BRIEF: Quote each record exactly, please, leaving none out.

MATERIAL FOR THIS TASK:
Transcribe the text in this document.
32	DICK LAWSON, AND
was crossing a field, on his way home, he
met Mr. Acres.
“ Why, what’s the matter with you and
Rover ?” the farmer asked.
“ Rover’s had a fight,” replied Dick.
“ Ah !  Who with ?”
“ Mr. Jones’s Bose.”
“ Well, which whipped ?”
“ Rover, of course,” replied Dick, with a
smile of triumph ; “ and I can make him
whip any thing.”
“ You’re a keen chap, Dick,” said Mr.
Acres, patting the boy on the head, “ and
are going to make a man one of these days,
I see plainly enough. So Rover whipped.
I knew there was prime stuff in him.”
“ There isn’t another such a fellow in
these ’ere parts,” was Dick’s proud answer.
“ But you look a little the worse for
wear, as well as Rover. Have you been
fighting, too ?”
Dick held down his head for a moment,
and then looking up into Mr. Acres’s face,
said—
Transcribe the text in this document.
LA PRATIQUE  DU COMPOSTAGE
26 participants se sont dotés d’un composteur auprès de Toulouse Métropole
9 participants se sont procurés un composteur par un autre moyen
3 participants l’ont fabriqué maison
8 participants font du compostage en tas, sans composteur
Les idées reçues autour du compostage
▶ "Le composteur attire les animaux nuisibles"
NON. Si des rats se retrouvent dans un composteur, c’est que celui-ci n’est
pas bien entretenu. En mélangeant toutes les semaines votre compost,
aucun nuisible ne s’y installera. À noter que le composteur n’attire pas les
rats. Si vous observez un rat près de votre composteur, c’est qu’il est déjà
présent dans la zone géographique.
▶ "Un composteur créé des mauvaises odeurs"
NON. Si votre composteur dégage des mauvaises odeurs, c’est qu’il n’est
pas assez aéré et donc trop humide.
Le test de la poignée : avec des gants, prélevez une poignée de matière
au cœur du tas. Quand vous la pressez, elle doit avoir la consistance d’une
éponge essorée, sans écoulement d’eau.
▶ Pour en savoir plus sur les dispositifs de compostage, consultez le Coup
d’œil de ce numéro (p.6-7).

ANSWER FOR THIS EXERCISE:
Transcribe the text in this document.
32	DICK LAWSON, AND
was crossing a field, on his way home, he
met Mr. Acres.
“ Why, what’s the matter with you and
Rover ?” the farmer asked.
“ Rover’s had a fight,” replied Dick.
“ Ah !  Who with ?”
“ Mr. Jones’s Bose.”
“ Well, which whipped ?”
“ Rover, of course,” replied Dick, with a
smile of triumph ; “ and I can make him
whip any thing.”
“ You’re a keen chap, Dick,” said Mr.
Acres, patting the boy on the head, “ and
are going to make a man one of these days,
I see plainly enough. So Rover whipped.
I knew there was prime stuff in him.”
“ There isn’t another such a fellow in
these ’ere parts,” was Dick’s proud answer.
“ But you look a little the worse for
wear, as well as Rover. Have you been
fighting, too ?”
Dick held down his head for a moment,
and then looking up into Mr. Acres’s face,
said—
Transcribe the text in this document.
LA PRATIQUE  DU COMPOSTAGE
26 participants se sont dotés d’un composteur auprès de Toulouse Métropole
9 participants se sont procurés un composteur par un autre moyen
3 participants l’ont fabriqué maison
8 participants font du compostage en tas, sans composteur
Les idées reçues autour du compostage
▶ "Le composteur attire les animaux nuisibles"
NON. Si des rats se retrouvent dans un composteur, c’est que celui-ci n’est
pas bien entretenu. En mélangeant toutes les semaines votre compost,
aucun nuisible ne s’y installera. À noter que le composteur n’attire pas les
rats. Si vous observez un rat près de votre composteur, c’est qu’il est déjà
présent dans la zone géographique.
▶ "Un composteur créé des mauvaises odeurs"
NON. Si votre composteur dégage des mauvaises odeurs, c’est qu’il n’est
pas assez aéré et donc trop humide.
Le test de la poignée : avec des gants, prélevez une poignée de matière
au cœur du tas. Quand vous la pressez, elle doit avoir la consistance d’une
éponge essorée, sans écoulement d’eau.
▶ Pour en savoir plus sur les dispositifs de compostage, consultez le Coup
d’œil de ce numéro (p.6-7).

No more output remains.